*What you will do:* Write out the entries again exactly as they are given.

*Extracted material:*
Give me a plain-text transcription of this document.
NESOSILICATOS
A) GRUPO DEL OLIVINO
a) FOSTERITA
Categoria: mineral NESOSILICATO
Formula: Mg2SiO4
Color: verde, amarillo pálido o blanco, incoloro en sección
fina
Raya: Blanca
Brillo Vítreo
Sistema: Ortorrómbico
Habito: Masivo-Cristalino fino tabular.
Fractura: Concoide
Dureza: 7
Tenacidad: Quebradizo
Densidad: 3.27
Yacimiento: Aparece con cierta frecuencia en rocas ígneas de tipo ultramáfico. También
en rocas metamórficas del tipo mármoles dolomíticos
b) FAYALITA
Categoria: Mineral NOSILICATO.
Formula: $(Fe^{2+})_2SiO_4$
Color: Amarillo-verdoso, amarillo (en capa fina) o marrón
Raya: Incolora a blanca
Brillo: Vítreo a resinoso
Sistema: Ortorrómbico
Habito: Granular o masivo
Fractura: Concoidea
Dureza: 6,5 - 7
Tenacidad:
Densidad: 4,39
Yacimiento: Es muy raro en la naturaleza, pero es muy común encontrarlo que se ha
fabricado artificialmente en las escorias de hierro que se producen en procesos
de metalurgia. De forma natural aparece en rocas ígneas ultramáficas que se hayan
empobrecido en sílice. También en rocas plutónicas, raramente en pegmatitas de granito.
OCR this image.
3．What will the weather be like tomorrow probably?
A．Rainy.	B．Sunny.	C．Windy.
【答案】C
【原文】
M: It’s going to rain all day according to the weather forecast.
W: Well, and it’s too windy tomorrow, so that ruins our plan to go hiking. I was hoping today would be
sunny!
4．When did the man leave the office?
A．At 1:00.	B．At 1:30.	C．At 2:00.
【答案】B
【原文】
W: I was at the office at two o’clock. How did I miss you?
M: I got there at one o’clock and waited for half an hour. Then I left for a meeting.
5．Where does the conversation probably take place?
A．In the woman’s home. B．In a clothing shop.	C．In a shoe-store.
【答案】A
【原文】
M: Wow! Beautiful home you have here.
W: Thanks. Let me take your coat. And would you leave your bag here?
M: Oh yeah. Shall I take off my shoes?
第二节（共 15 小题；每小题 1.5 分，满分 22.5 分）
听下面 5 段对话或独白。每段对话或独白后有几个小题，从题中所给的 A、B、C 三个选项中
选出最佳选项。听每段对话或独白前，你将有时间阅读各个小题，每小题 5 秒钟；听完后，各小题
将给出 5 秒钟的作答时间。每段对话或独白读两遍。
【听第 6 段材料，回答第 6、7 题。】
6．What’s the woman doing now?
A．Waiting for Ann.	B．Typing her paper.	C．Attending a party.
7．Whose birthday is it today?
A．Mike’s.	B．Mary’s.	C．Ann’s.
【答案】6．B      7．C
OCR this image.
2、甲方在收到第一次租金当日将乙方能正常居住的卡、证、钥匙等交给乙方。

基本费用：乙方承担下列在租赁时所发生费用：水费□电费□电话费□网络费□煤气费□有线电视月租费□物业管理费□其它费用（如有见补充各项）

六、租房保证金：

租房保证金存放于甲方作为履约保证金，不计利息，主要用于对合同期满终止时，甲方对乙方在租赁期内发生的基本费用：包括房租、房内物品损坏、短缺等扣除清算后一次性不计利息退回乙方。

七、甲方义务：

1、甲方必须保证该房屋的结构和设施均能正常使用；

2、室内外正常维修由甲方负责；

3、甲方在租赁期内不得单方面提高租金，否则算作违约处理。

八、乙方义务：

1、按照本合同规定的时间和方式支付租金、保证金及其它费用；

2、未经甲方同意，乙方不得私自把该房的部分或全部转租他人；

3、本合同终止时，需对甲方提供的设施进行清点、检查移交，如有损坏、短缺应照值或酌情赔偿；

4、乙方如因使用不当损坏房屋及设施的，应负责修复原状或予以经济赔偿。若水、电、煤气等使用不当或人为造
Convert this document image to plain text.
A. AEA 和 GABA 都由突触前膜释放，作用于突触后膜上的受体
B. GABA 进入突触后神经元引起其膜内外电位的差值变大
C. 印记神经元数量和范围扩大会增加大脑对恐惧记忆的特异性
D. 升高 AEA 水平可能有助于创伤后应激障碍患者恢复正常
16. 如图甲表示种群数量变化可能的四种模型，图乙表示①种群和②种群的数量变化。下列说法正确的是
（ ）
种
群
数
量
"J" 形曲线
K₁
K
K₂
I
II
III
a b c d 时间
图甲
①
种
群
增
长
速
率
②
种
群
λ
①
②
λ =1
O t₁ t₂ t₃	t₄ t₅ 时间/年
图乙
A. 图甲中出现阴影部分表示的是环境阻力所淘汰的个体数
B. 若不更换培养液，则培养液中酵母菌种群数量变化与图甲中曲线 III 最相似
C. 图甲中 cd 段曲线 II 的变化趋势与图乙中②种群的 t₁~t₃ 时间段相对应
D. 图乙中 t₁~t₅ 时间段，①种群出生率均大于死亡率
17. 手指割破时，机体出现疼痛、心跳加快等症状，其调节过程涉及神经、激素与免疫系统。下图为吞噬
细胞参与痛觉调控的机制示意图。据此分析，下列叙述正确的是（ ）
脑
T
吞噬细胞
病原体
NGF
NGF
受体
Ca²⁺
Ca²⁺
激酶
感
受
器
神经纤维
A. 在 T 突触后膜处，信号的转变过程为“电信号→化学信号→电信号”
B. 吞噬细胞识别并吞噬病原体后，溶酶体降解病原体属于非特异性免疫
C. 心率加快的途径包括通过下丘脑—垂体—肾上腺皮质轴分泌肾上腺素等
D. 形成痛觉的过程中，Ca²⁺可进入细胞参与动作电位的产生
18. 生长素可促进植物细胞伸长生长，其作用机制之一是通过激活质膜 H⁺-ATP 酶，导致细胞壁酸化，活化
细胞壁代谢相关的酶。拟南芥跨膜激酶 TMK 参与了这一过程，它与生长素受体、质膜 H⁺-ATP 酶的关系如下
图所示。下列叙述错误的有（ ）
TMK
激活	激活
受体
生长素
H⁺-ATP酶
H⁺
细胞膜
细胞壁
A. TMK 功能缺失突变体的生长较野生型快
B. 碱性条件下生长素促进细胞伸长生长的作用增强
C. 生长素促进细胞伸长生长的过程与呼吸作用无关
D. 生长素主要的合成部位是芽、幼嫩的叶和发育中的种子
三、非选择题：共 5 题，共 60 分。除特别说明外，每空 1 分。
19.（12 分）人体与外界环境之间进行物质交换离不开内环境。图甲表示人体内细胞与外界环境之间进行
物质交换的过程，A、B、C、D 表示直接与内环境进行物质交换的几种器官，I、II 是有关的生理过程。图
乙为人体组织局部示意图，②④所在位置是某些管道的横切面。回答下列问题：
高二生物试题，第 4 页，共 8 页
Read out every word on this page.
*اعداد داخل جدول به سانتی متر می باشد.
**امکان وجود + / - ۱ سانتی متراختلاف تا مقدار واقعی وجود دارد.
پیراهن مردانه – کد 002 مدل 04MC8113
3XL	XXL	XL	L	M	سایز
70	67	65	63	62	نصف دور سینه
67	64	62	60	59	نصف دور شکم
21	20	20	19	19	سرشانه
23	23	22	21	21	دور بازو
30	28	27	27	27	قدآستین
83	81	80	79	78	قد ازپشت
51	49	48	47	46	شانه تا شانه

*Written response:*
Give me a plain-text transcription of this document.
NESOSILICATOS
A) GRUPO DEL OLIVINO
a) FOSTERITA
Categoria: mineral NESOSILICATO
Formula: Mg2SiO4
Color: verde, amarillo pálido o blanco, incoloro en sección
fina
Raya: Blanca
Brillo Vítreo
Sistema: Ortorrómbico
Habito: Masivo-Cristalino fino tabular.
Fractura: Concoide
Dureza: 7
Tenacidad: Quebradizo
Densidad: 3.27
Yacimiento: Aparece con cierta frecuencia en rocas ígneas de tipo ultramáfico. También
en rocas metamórficas del tipo mármoles dolomíticos
b) FAYALITA
Categoria: Mineral NOSILICATO.
Formula: $(Fe^{2+})_2SiO_4$
Color: Amarillo-verdoso, amarillo (en capa fina) o marrón
Raya: Incolora a blanca
Brillo: Vítreo a resinoso
Sistema: Ortorrómbico
Habito: Granular o masivo
Fractura: Concoidea
Dureza: 6,5 - 7
Tenacidad:
Densidad: 4,39
Yacimiento: Es muy raro en la naturaleza, pero es muy común encontrarlo que se ha
fabricado artificialmente en las escorias de hierro que se producen en procesos
de metalurgia. De forma natural aparece en rocas ígneas ultramáficas que se hayan
empobrecido en sílice. También en rocas plutónicas, raramente en pegmatitas de granito.
OCR this image.
3．What will the weather be like tomorrow probably?
A．Rainy.	B．Sunny.	C．Windy.
【答案】C
【原文】
M: It’s going to rain all day according to the weather forecast.
W: Well, and it’s too windy tomorrow, so that ruins our plan to go hiking. I was hoping today would be
sunny!
4．When did the man leave the office?
A．At 1:00.	B．At 1:30.	C．At 2:00.
【答案】B
【原文】
W: I was at the office at two o’clock. How did I miss you?
M: I got there at one o’clock and waited for half an hour. Then I left for a meeting.
5．Where does the conversation probably take place?
A．In the woman’s home. B．In a clothing shop.	C．In a shoe-store.
【答案】A
【原文】
M: Wow! Beautiful home you have here.
W: Thanks. Let me take your coat. And would you leave your bag here?
M: Oh yeah. Shall I take off my shoes?
第二节（共 15 小题；每小题 1.5 分，满分 22.5 分）
听下面 5 段对话或独白。每段对话或独白后有几个小题，从题中所给的 A、B、C 三个选项中
选出最佳选项。听每段对话或独白前，你将有时间阅读各个小题，每小题 5 秒钟；听完后，各小题
将给出 5 秒钟的作答时间。每段对话或独白读两遍。
【听第 6 段材料，回答第 6、7 题。】
6．What’s the woman doing now?
A．Waiting for Ann.	B．Typing her paper.	C．Attending a party.
7．Whose birthday is it today?
A．Mike’s.	B．Mary’s.	C．Ann’s.
【答案】6．B      7．C
OCR this image.
2、甲方在收到第一次租金当日将乙方能正常居住的卡、证、钥匙等交给乙方。

基本费用：乙方承担下列在租赁时所发生费用：水费□电费□电话费□网络费□煤气费□有线电视月租费□物业管理费□其它费用（如有见补充各项）

六、租房保证金：

租房保证金存放于甲方作为履约保证金，不计利息，主要用于对合同期满终止时，甲方对乙方在租赁期内发生的基本费用：包括房租、房内物品损坏、短缺等扣除清算后一次性不计利息退回乙方。

七、甲方义务：

1、甲方必须保证该房屋的结构和设施均能正常使用；

2、室内外正常维修由甲方负责；

3、甲方在租赁期内不得单方面提高租金，否则算作违约处理。

八、乙方义务：

1、按照本合同规定的时间和方式支付租金、保证金及其它费用；

2、未经甲方同意，乙方不得私自把该房的部分或全部转租他人；

3、本合同终止时，需对甲方提供的设施进行清点、检查移交，如有损坏、短缺应照值或酌情赔偿；

4、乙方如因使用不当损坏房屋及设施的，应负责修复原状或予以经济赔偿。若水、电、煤气等使用不当或人为造
Convert this document image to plain text.
A. AEA 和 GABA 都由突触前膜释放，作用于突触后膜上的受体
B. GABA 进入突触后神经元引起其膜内外电位的差值变大
C. 印记神经元数量和范围扩大会增加大脑对恐惧记忆的特异性
D. 升高 AEA 水平可能有助于创伤后应激障碍患者恢复正常
16. 如图甲表示种群数量变化可能的四种模型，图乙表示①种群和②种群的数量变化。下列说法正确的是
（ ）
种
群
数
量
"J" 形曲线
K₁
K
K₂
I
II
III
a b c d 时间
图甲
①
种
群
增
长
速
率
②
种
群
λ
①
②
λ =1
O t₁ t₂ t₃	t₄ t₅ 时间/年
图乙
A. 图甲中出现阴影部分表示的是环境阻力所淘汰的个体数
B. 若不更换培养液，则培养液中酵母菌种群数量变化与图甲中曲线 III 最相似
C. 图甲中 cd 段曲线 II 的变化趋势与图乙中②种群的 t₁~t₃ 时间段相对应
D. 图乙中 t₁~t₅ 时间段，①种群出生率均大于死亡率
17. 手指割破时，机体出现疼痛、心跳加快等症状，其调节过程涉及神经、激素与免疫系统。下图为吞噬
细胞参与痛觉调控的机制示意图。据此分析，下列叙述正确的是（ ）
脑
T
吞噬细胞
病原体
NGF
NGF
受体
Ca²⁺
Ca²⁺
激酶
感
受
器
神经纤维
A. 在 T 突触后膜处，信号的转变过程为“电信号→化学信号→电信号”
B. 吞噬细胞识别并吞噬病原体后，溶酶体降解病原体属于非特异性免疫
C. 心率加快的途径包括通过下丘脑—垂体—肾上腺皮质轴分泌肾上腺素等
D. 形成痛觉的过程中，Ca²⁺可进入细胞参与动作电位的产生
18. 生长素可促进植物细胞伸长生长，其作用机制之一是通过激活质膜 H⁺-ATP 酶，导致细胞壁酸化，活化
细胞壁代谢相关的酶。拟南芥跨膜激酶 TMK 参与了这一过程，它与生长素受体、质膜 H⁺-ATP 酶的关系如下
图所示。下列叙述错误的有（ ）
TMK
激活	激活
受体
生长素
H⁺-ATP酶
H⁺
细胞膜
细胞壁
A. TMK 功能缺失突变体的生长较野生型快
B. 碱性条件下生长素促进细胞伸长生长的作用增强
C. 生长素促进细胞伸长生长的过程与呼吸作用无关
D. 生长素主要的合成部位是芽、幼嫩的叶和发育中的种子
三、非选择题：共 5 题，共 60 分。除特别说明外，每空 1 分。
19.（12 分）人体与外界环境之间进行物质交换离不开内环境。图甲表示人体内细胞与外界环境之间进行
物质交换的过程，A、B、C、D 表示直接与内环境进行物质交换的几种器官，I、II 是有关的生理过程。图
乙为人体组织局部示意图，②④所在位置是某些管道的横切面。回答下列问题：
高二生物试题，第 4 页，共 8 页
Read out every word on this page.
*اعداد داخل جدول به سانتی متر می باشد.
**امکان وجود + / - ۱ سانتی متراختلاف تا مقدار واقعی وجود دارد.
پیراهن مردانه – کد 002 مدل 04MC8113
3XL	XXL	XL	L	M	سایز
70	67	65	63	62	نصف دور سینه
67	64	62	60	59	نصف دور شکم
21	20	20	19	19	سرشانه
23	23	22	21	21	دور بازو
30	28	27	27	27	قدآستین
83	81	80	79	78	قد ازپشت
51	49	48	47	46	شانه تا شانه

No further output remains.